*Instrucción*:
Edita el fragmento sobre la crítica al zapatismo y reprodúcelo desde "De Tarik Alí" hasta "la declaración soez).", ambos incluidos, poniendo "insistente" en lugar de "machacona".

*Fragmento proporcionado*:
Fuentes: Revista Rebeldía

«Debo ser bien crudo en esto: ellos no se sienten amenazados, porque existe un slogan idealista entre los movimientos sociales que dice «Podemos cambiar el mundo sin tomar el poder». Este slogan no amenaza a nadie, es un slogan moral. Cuando los zapatistas -a quienes admiro- marcharon desde Chiapas a Ciudad de México, ¿qué creían […]

«Debo ser bien crudo en esto: ellos no se sienten amenazados, porque existe un slogan idealista entre los movimientos sociales que dice «Podemos cambiar el mundo sin tomar el poder». Este slogan no amenaza a nadie, es un slogan moral. Cuando los zapatistas -a quienes admiro- marcharon desde Chiapas a Ciudad de México, ¿qué creían que sucedería? Nada sucedió. Fue un símbolo moral, ni siquiera una victoria moral, porque no sucedió nada».
 («Tomar el poder para transformar el mundo, aunque sea en pequeñas dosis«. Entrevista a Tarik Ali).

«Las ventajas que vemos: todos fuimos gobiernos, no tuvimos algún líder, fue un gobierno colectivo, así entre todos nos enseñamos lo que cada uno sabe».
 («Leer un video, Sexta parte: Seis avances». Subcomandante Insurgente Marcos).


Parecería que en diversos foros y corrientes existe una coincidencia sobre cómo analizar y cómo criticar la experiencia zapatista. Se dibuja el zapatismo a modo, para ser criticado con facilidad: Por un lado, se busca poner un signo de identidad entre lo que John Holloway ha escrito en su libro Cambiar al mundo sin tomar el poder y el pensamiento y la práctica del EZLN; por otro lado, se ubica al EZLN como un símbolo moral carente de propuesta política; finalmente, se le ubica como un grupo que desprecia las conquistas parciales de la lucha colocándose únicamente en el terreno de la utopía; incapaz de entender la áspera lucha cotidiana por vivir mejor.

De Tarik Alí a Armando Bartra esta crítica se repite de una manera machacona. Desde luego, en el caso del primero señalando su «admiración» (¿) por la lucha zapatista (el caso del segundo es particularmente patético al sustituir el análisis por la declaración soez).

*Datos proporcionados*:
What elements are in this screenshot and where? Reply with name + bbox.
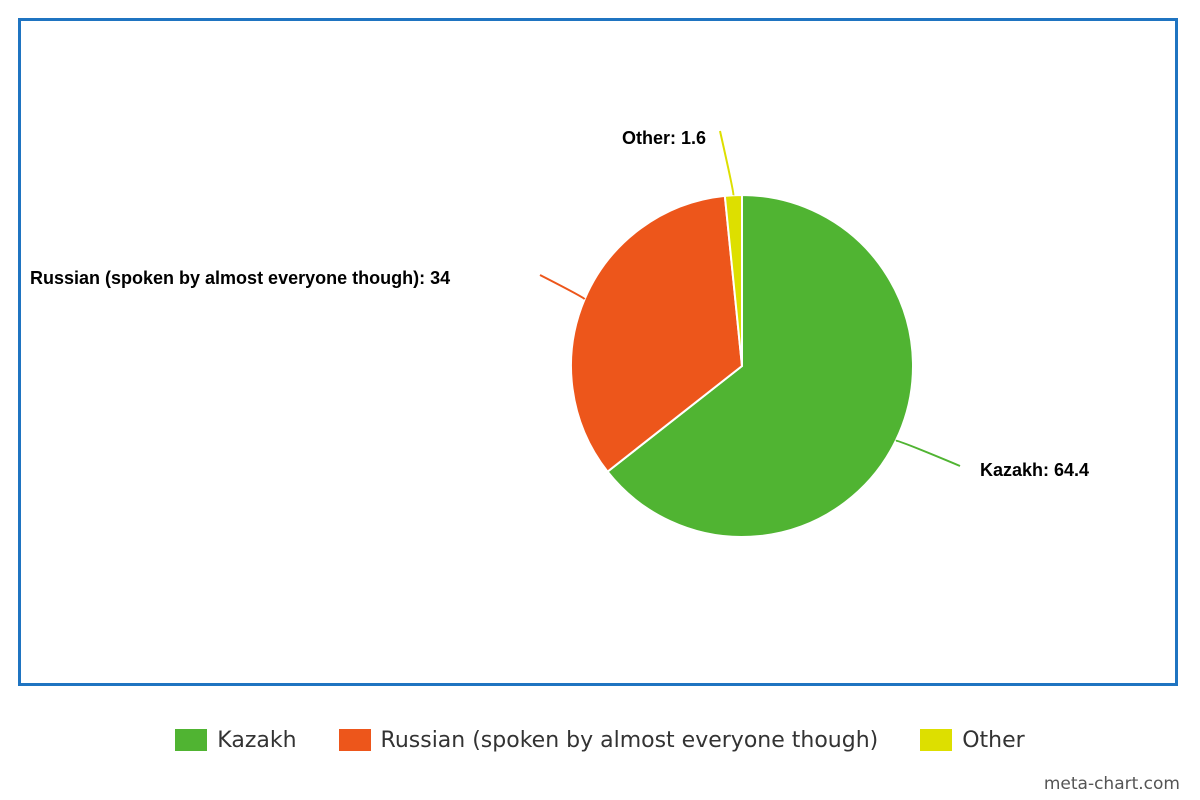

*Respuesta*:
De Tarik Alí a Armando Bartra esta crítica se repite de una manera insistente. Desde luego, en el caso del primero señalando su «admiración» (¿) por la lucha zapatista (el caso del segundo es particularmente patético al sustituir el análisis por la declaración soez).